-- Brief --
Review the material and extract every line in which the word "темы" occurs.

Data excerpts
-- Begin --

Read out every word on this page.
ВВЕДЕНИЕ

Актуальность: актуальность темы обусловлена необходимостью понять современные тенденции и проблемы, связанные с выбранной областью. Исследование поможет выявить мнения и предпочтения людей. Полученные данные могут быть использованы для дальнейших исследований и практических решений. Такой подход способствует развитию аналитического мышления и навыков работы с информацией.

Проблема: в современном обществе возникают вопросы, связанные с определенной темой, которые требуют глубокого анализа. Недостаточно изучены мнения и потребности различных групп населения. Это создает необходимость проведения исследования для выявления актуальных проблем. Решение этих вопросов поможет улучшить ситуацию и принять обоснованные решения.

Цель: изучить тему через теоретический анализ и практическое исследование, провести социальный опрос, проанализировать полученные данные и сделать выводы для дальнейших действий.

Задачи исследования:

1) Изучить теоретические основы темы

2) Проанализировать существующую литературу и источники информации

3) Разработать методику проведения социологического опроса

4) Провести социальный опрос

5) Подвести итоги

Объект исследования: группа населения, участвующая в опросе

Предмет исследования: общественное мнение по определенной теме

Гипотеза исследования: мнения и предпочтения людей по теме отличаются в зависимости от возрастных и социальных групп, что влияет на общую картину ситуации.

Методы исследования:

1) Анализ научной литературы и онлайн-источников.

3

-- End --

-- Expected answer --
Актуальность: актуальность темы обусловлена необходимостью понять современные тенденции и проблемы, связанные с выбранной областью. Исследование поможет выявить мнения и предпочтения людей. Полученные данные могут быть использованы для дальнейших исследований и практических решений. Такой подход способствует развитию аналитического мышления и навыков работы с информацией.
1) Изучить теоретические основы темы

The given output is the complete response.